-- TASK BRIEF --
Copy every line of the material below word for word.

(Part of a data file)
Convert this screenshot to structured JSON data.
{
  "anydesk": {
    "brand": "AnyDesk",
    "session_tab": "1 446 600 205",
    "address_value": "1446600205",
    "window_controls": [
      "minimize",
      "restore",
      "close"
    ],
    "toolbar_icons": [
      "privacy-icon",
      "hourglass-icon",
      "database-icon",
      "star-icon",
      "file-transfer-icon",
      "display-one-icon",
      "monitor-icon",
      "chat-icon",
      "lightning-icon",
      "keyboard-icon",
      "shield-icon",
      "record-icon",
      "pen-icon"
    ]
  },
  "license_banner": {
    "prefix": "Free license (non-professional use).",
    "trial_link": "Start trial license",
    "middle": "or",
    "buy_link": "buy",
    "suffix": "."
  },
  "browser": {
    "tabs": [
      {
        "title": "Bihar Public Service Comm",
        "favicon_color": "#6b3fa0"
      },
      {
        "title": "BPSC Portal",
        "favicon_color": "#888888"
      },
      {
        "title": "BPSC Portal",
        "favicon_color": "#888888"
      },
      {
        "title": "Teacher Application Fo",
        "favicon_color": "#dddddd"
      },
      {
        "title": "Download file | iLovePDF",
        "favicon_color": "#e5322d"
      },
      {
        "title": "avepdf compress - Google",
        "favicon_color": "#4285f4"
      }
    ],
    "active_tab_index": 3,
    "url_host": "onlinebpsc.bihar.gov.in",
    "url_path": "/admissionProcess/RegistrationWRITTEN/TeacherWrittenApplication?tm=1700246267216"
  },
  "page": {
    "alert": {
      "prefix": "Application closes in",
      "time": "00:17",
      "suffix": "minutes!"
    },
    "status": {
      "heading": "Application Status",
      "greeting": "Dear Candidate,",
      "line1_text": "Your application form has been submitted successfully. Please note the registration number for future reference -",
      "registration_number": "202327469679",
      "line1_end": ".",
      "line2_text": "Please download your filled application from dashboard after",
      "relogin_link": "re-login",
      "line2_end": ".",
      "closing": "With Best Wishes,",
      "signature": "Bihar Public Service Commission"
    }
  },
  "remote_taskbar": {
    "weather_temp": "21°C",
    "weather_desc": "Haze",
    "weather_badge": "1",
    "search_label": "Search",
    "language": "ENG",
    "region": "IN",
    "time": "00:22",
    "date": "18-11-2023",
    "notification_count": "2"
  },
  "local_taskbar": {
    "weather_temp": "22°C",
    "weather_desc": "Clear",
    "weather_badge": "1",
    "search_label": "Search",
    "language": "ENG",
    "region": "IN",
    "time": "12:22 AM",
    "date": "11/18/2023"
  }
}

-- SOLUTION TO THE PROBLEM --
Convert this screenshot to structured JSON data.
{
  "anydesk": {
    "brand": "AnyDesk",
    "session_tab": "1 446 600 205",
    "address_value": "1446600205",
    "window_controls": [
      "minimize",
      "restore",
      "close"
    ],
    "toolbar_icons": [
      "privacy-icon",
      "hourglass-icon",
      "database-icon",
      "star-icon",
      "file-transfer-icon",
      "display-one-icon",
      "monitor-icon",
      "chat-icon",
      "lightning-icon",
      "keyboard-icon",
      "shield-icon",
      "record-icon",
      "pen-icon"
    ]
  },
  "license_banner": {
    "prefix": "Free license (non-professional use).",
    "trial_link": "Start trial license",
    "middle": "or",
    "buy_link": "buy",
    "suffix": "."
  },
  "browser": {
    "tabs": [
      {
        "title": "Bihar Public Service Comm",
        "favicon_color": "#6b3fa0"
      },
      {
        "title": "BPSC Portal",
        "favicon_color": "#888888"
      },
      {
        "title": "BPSC Portal",
        "favicon_color": "#888888"
      },
      {
        "title": "Teacher Application Fo",
        "favicon_color": "#dddddd"
      },
      {
        "title": "Download file | iLovePDF",
        "favicon_color": "#e5322d"
      },
      {
        "title": "avepdf compress - Google",
        "favicon_color": "#4285f4"
      }
    ],
    "active_tab_index": 3,
    "url_host": "onlinebpsc.bihar.gov.in",
    "url_path": "/admissionProcess/RegistrationWRITTEN/TeacherWrittenApplication?tm=1700246267216"
  },
  "page": {
    "alert": {
      "prefix": "Application closes in",
      "time": "00:17",
      "suffix": "minutes!"
    },
    "status": {
      "heading": "Application Status",
      "greeting": "Dear Candidate,",
      "line1_text": "Your application form has been submitted successfully. Please note the registration number for future reference -",
      "registration_number": "202327469679",
      "line1_end": ".",
      "line2_text": "Please download your filled application from dashboard after",
      "relogin_link": "re-login",
      "line2_end": ".",
      "closing": "With Best Wishes,",
      "signature": "Bihar Public Service Commission"
    }
  },
  "remote_taskbar": {
    "weather_temp": "21°C",
    "weather_desc": "Haze",
    "weather_badge": "1",
    "search_label": "Search",
    "language": "ENG",
    "region": "IN",
    "time": "00:22",
    "date": "18-11-2023",
    "notification_count": "2"
  },
  "local_taskbar": {
    "weather_temp": "22°C",
    "weather_desc": "Clear",
    "weather_badge": "1",
    "search_label": "Search",
    "language": "ENG",
    "region": "IN",
    "time": "12:22 AM",
    "date": "11/18/2023"
  }
}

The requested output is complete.